Return the listing below in full, with every line exactly as it is.
____
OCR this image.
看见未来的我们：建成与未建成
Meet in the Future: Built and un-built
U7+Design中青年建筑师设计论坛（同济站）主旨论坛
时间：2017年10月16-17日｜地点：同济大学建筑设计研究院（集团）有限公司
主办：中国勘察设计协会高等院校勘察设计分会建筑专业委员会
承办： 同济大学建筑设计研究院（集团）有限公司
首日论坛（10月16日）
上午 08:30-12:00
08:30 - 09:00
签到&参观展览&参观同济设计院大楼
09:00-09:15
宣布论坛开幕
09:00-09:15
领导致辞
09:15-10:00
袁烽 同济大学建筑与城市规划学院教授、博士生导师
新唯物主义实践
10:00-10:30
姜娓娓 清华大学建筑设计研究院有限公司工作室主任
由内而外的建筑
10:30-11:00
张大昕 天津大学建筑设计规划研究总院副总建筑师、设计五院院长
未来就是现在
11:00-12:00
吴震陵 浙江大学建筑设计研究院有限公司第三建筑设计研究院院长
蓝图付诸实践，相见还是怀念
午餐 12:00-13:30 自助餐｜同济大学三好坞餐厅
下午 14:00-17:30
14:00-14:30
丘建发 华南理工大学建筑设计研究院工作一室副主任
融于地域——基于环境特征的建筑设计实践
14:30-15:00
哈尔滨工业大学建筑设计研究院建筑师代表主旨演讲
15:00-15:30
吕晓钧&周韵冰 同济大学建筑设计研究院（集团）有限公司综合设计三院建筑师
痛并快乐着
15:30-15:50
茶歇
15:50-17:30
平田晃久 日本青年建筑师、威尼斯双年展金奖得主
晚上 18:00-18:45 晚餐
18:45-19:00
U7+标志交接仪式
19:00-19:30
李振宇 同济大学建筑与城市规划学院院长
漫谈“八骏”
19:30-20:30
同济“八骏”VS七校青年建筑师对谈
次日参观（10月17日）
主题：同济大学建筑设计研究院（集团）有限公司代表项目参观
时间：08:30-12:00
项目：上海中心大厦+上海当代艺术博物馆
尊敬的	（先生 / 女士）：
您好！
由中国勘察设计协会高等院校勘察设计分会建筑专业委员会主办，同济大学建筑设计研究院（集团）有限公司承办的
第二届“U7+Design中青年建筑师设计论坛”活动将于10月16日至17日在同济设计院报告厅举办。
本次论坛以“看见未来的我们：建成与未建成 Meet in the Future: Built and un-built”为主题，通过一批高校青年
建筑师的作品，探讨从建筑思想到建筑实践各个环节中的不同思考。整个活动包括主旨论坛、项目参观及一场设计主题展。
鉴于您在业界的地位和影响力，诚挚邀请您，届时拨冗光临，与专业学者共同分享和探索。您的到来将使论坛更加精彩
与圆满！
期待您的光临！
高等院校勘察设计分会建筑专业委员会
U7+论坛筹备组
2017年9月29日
____
## Written solution:
OCR this image.
看见未来的我们：建成与未建成
Meet in the Future: Built and un-built
U7+Design中青年建筑师设计论坛（同济站）主旨论坛
时间：2017年10月16-17日｜地点：同济大学建筑设计研究院（集团）有限公司
主办：中国勘察设计协会高等院校勘察设计分会建筑专业委员会
承办： 同济大学建筑设计研究院（集团）有限公司
首日论坛（10月16日）
上午 08:30-12:00
08:30 - 09:00
签到&参观展览&参观同济设计院大楼
09:00-09:15
宣布论坛开幕
09:00-09:15
领导致辞
09:15-10:00
袁烽 同济大学建筑与城市规划学院教授、博士生导师
新唯物主义实践
10:00-10:30
姜娓娓 清华大学建筑设计研究院有限公司工作室主任
由内而外的建筑
10:30-11:00
张大昕 天津大学建筑设计规划研究总院副总建筑师、设计五院院长
未来就是现在
11:00-12:00
吴震陵 浙江大学建筑设计研究院有限公司第三建筑设计研究院院长
蓝图付诸实践，相见还是怀念
午餐 12:00-13:30 自助餐｜同济大学三好坞餐厅
下午 14:00-17:30
14:00-14:30
丘建发 华南理工大学建筑设计研究院工作一室副主任
融于地域——基于环境特征的建筑设计实践
14:30-15:00
哈尔滨工业大学建筑设计研究院建筑师代表主旨演讲
15:00-15:30
吕晓钧&周韵冰 同济大学建筑设计研究院（集团）有限公司综合设计三院建筑师
痛并快乐着
15:30-15:50
茶歇
15:50-17:30
平田晃久 日本青年建筑师、威尼斯双年展金奖得主
晚上 18:00-18:45 晚餐
18:45-19:00
U7+标志交接仪式
19:00-19:30
李振宇 同济大学建筑与城市规划学院院长
漫谈“八骏”
19:30-20:30
同济“八骏”VS七校青年建筑师对谈
次日参观（10月17日）
主题：同济大学建筑设计研究院（集团）有限公司代表项目参观
时间：08:30-12:00
项目：上海中心大厦+上海当代艺术博物馆
尊敬的	（先生 / 女士）：
您好！
由中国勘察设计协会高等院校勘察设计分会建筑专业委员会主办，同济大学建筑设计研究院（集团）有限公司承办的
第二届“U7+Design中青年建筑师设计论坛”活动将于10月16日至17日在同济设计院报告厅举办。
本次论坛以“看见未来的我们：建成与未建成 Meet in the Future: Built and un-built”为主题，通过一批高校青年
建筑师的作品，探讨从建筑思想到建筑实践各个环节中的不同思考。整个活动包括主旨论坛、项目参观及一场设计主题展。
鉴于您在业界的地位和影响力，诚挚邀请您，届时拨冗光临，与专业学者共同分享和探索。您的到来将使论坛更加精彩
与圆满！
期待您的光临！
高等院校勘察设计分会建筑专业委员会
U7+论坛筹备组
2017年9月29日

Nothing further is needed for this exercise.